[Records from a collection]
----
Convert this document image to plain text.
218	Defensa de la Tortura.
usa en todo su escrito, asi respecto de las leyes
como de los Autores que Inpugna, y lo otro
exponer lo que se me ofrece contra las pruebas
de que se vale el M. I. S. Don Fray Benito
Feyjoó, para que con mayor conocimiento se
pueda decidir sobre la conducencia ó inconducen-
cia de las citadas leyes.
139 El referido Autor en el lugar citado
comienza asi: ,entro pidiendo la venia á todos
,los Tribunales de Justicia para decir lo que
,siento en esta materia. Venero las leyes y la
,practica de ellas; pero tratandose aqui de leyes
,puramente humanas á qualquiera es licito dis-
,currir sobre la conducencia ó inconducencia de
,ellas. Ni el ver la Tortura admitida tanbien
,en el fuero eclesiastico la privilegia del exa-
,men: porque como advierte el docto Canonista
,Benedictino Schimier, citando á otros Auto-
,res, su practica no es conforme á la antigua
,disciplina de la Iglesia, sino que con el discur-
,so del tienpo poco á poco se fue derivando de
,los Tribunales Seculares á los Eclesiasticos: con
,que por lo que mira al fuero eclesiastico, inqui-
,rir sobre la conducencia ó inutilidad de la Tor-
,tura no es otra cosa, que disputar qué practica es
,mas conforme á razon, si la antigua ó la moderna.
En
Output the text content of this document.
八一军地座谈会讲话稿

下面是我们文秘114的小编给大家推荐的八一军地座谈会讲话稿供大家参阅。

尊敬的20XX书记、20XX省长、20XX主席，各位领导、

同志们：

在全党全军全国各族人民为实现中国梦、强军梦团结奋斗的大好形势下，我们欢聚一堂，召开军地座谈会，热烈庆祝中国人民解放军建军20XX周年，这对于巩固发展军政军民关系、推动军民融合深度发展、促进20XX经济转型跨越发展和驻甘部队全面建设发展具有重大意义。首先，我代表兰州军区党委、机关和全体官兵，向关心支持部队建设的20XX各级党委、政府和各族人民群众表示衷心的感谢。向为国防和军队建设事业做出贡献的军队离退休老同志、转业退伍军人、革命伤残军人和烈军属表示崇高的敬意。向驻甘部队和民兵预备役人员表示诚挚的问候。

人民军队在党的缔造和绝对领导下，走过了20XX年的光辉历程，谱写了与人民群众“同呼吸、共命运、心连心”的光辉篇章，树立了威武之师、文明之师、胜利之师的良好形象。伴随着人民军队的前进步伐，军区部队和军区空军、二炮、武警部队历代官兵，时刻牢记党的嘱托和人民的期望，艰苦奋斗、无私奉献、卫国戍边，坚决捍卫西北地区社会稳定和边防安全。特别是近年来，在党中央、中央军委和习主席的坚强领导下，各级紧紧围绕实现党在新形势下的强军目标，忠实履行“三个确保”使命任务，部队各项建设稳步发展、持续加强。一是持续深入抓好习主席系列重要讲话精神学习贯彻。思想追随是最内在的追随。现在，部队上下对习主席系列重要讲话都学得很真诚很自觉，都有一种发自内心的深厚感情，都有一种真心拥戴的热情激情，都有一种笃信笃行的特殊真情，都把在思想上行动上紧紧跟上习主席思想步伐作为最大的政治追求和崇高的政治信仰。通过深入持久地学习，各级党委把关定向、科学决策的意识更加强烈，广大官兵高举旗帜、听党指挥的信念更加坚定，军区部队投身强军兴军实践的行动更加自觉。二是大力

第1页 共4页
----
STATED TASK: From the line that contains "Output the text content of this document." to the last line of the material above, repeat every line exactly, keeping both the first and the last.

OUTPUT FOR THIS EXERCISE:
Output the text content of this document.
八一军地座谈会讲话稿

下面是我们文秘114的小编给大家推荐的八一军地座谈会讲话稿供大家参阅。

尊敬的20XX书记、20XX省长、20XX主席，各位领导、

同志们：

在全党全军全国各族人民为实现中国梦、强军梦团结奋斗的大好形势下，我们欢聚一堂，召开军地座谈会，热烈庆祝中国人民解放军建军20XX周年，这对于巩固发展军政军民关系、推动军民融合深度发展、促进20XX经济转型跨越发展和驻甘部队全面建设发展具有重大意义。首先，我代表兰州军区党委、机关和全体官兵，向关心支持部队建设的20XX各级党委、政府和各族人民群众表示衷心的感谢。向为国防和军队建设事业做出贡献的军队离退休老同志、转业退伍军人、革命伤残军人和烈军属表示崇高的敬意。向驻甘部队和民兵预备役人员表示诚挚的问候。

人民军队在党的缔造和绝对领导下，走过了20XX年的光辉历程，谱写了与人民群众“同呼吸、共命运、心连心”的光辉篇章，树立了威武之师、文明之师、胜利之师的良好形象。伴随着人民军队的前进步伐，军区部队和军区空军、二炮、武警部队历代官兵，时刻牢记党的嘱托和人民的期望，艰苦奋斗、无私奉献、卫国戍边，坚决捍卫西北地区社会稳定和边防安全。特别是近年来，在党中央、中央军委和习主席的坚强领导下，各级紧紧围绕实现党在新形势下的强军目标，忠实履行“三个确保”使命任务，部队各项建设稳步发展、持续加强。一是持续深入抓好习主席系列重要讲话精神学习贯彻。思想追随是最内在的追随。现在，部队上下对习主席系列重要讲话都学得很真诚很自觉，都有一种发自内心的深厚感情，都有一种真心拥戴的热情激情，都有一种笃信笃行的特殊真情，都把在思想上行动上紧紧跟上习主席思想步伐作为最大的政治追求和崇高的政治信仰。通过深入持久地学习，各级党委把关定向、科学决策的意识更加强烈，广大官兵高举旗帜、听党指挥的信念更加坚定，军区部队投身强军兴军实践的行动更加自觉。二是大力

第1页 共4页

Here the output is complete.